(Saved entries)
⟨
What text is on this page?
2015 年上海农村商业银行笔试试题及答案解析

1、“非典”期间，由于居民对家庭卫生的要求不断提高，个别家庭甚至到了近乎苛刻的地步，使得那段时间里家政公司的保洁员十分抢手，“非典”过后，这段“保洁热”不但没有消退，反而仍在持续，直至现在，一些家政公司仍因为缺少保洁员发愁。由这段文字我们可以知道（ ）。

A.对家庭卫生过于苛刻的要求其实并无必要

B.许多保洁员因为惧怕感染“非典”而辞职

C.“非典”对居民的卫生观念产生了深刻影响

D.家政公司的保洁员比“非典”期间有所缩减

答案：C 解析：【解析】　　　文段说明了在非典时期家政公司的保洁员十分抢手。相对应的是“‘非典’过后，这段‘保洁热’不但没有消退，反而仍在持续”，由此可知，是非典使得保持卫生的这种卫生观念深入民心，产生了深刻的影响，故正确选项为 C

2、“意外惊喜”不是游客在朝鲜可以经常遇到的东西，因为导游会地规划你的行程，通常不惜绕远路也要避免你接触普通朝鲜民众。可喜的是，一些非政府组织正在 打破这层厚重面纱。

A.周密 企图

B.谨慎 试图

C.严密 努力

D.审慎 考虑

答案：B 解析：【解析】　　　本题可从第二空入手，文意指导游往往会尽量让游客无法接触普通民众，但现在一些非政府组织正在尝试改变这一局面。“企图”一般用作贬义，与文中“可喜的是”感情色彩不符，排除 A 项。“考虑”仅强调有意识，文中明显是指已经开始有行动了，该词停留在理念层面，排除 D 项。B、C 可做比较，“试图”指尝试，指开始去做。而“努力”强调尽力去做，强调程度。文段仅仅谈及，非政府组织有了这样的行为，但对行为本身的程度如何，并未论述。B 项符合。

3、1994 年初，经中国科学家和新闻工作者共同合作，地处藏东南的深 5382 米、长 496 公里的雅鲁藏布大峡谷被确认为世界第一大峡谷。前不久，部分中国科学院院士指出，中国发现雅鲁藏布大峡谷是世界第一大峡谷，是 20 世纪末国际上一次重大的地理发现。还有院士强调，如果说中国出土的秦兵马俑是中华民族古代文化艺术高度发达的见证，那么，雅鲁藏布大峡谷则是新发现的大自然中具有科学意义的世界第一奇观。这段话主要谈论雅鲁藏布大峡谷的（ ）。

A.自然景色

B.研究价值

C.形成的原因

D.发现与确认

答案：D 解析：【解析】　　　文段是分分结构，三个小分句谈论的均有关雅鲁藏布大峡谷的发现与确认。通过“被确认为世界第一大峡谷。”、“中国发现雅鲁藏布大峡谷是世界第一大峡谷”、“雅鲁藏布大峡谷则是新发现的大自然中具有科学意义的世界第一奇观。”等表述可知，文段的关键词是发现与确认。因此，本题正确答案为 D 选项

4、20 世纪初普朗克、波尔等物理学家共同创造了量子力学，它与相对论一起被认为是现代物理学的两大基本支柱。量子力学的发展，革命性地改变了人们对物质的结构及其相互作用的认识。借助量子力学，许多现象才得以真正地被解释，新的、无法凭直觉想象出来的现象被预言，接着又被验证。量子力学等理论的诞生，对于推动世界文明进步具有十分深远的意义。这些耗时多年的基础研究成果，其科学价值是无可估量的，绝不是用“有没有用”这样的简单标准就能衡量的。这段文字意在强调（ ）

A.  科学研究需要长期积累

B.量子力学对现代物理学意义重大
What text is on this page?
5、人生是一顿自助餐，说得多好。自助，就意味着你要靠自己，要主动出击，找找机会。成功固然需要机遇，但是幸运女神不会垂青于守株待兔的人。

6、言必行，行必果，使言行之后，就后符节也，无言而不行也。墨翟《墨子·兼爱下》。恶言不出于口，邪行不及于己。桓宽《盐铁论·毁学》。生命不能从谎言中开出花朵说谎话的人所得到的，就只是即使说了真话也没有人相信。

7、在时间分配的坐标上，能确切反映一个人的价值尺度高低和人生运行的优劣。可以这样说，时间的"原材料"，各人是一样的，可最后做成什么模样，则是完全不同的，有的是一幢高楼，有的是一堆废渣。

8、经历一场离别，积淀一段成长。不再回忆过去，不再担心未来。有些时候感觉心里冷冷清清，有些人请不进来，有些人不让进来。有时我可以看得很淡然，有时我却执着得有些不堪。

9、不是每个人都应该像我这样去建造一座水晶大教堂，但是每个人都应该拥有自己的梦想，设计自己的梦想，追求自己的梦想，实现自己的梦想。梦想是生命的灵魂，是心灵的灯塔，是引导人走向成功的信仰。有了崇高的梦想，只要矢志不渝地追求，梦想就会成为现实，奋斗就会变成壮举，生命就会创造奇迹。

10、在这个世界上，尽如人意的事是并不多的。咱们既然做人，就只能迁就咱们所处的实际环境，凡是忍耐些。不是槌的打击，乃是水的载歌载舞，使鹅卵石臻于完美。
⟩
Transcribe every entry exactly.

Response to this exercise
What text is on this page?
2015 年上海农村商业银行笔试试题及答案解析

1、“非典”期间，由于居民对家庭卫生的要求不断提高，个别家庭甚至到了近乎苛刻的地步，使得那段时间里家政公司的保洁员十分抢手，“非典”过后，这段“保洁热”不但没有消退，反而仍在持续，直至现在，一些家政公司仍因为缺少保洁员发愁。由这段文字我们可以知道（ ）。

A.对家庭卫生过于苛刻的要求其实并无必要

B.许多保洁员因为惧怕感染“非典”而辞职

C.“非典”对居民的卫生观念产生了深刻影响

D.家政公司的保洁员比“非典”期间有所缩减

答案：C 解析：【解析】　　　文段说明了在非典时期家政公司的保洁员十分抢手。相对应的是“‘非典’过后，这段‘保洁热’不但没有消退，反而仍在持续”，由此可知，是非典使得保持卫生的这种卫生观念深入民心，产生了深刻的影响，故正确选项为 C

2、“意外惊喜”不是游客在朝鲜可以经常遇到的东西，因为导游会地规划你的行程，通常不惜绕远路也要避免你接触普通朝鲜民众。可喜的是，一些非政府组织正在 打破这层厚重面纱。

A.周密 企图

B.谨慎 试图

C.严密 努力

D.审慎 考虑

答案：B 解析：【解析】　　　本题可从第二空入手，文意指导游往往会尽量让游客无法接触普通民众，但现在一些非政府组织正在尝试改变这一局面。“企图”一般用作贬义，与文中“可喜的是”感情色彩不符，排除 A 项。“考虑”仅强调有意识，文中明显是指已经开始有行动了，该词停留在理念层面，排除 D 项。B、C 可做比较，“试图”指尝试，指开始去做。而“努力”强调尽力去做，强调程度。文段仅仅谈及，非政府组织有了这样的行为，但对行为本身的程度如何，并未论述。B 项符合。

3、1994 年初，经中国科学家和新闻工作者共同合作，地处藏东南的深 5382 米、长 496 公里的雅鲁藏布大峡谷被确认为世界第一大峡谷。前不久，部分中国科学院院士指出，中国发现雅鲁藏布大峡谷是世界第一大峡谷，是 20 世纪末国际上一次重大的地理发现。还有院士强调，如果说中国出土的秦兵马俑是中华民族古代文化艺术高度发达的见证，那么，雅鲁藏布大峡谷则是新发现的大自然中具有科学意义的世界第一奇观。这段话主要谈论雅鲁藏布大峡谷的（ ）。

A.自然景色

B.研究价值

C.形成的原因

D.发现与确认

答案：D 解析：【解析】　　　文段是分分结构，三个小分句谈论的均有关雅鲁藏布大峡谷的发现与确认。通过“被确认为世界第一大峡谷。”、“中国发现雅鲁藏布大峡谷是世界第一大峡谷”、“雅鲁藏布大峡谷则是新发现的大自然中具有科学意义的世界第一奇观。”等表述可知，文段的关键词是发现与确认。因此，本题正确答案为 D 选项

4、20 世纪初普朗克、波尔等物理学家共同创造了量子力学，它与相对论一起被认为是现代物理学的两大基本支柱。量子力学的发展，革命性地改变了人们对物质的结构及其相互作用的认识。借助量子力学，许多现象才得以真正地被解释，新的、无法凭直觉想象出来的现象被预言，接着又被验证。量子力学等理论的诞生，对于推动世界文明进步具有十分深远的意义。这些耗时多年的基础研究成果，其科学价值是无可估量的，绝不是用“有没有用”这样的简单标准就能衡量的。这段文字意在强调（ ）

A.  科学研究需要长期积累

B.量子力学对现代物理学意义重大
What text is on this page?
5、人生是一顿自助餐，说得多好。自助，就意味着你要靠自己，要主动出击，找找机会。成功固然需要机遇，但是幸运女神不会垂青于守株待兔的人。

6、言必行，行必果，使言行之后，就后符节也，无言而不行也。墨翟《墨子·兼爱下》。恶言不出于口，邪行不及于己。桓宽《盐铁论·毁学》。生命不能从谎言中开出花朵说谎话的人所得到的，就只是即使说了真话也没有人相信。

7、在时间分配的坐标上，能确切反映一个人的价值尺度高低和人生运行的优劣。可以这样说，时间的"原材料"，各人是一样的，可最后做成什么模样，则是完全不同的，有的是一幢高楼，有的是一堆废渣。

8、经历一场离别，积淀一段成长。不再回忆过去，不再担心未来。有些时候感觉心里冷冷清清，有些人请不进来，有些人不让进来。有时我可以看得很淡然，有时我却执着得有些不堪。

9、不是每个人都应该像我这样去建造一座水晶大教堂，但是每个人都应该拥有自己的梦想，设计自己的梦想，追求自己的梦想，实现自己的梦想。梦想是生命的灵魂，是心灵的灯塔，是引导人走向成功的信仰。有了崇高的梦想，只要矢志不渝地追求，梦想就会成为现实，奋斗就会变成壮举，生命就会创造奇迹。

10、在这个世界上，尽如人意的事是并不多的。咱们既然做人，就只能迁就咱们所处的实际环境，凡是忍耐些。不是槌的打击，乃是水的载歌载舞，使鹅卵石臻于完美。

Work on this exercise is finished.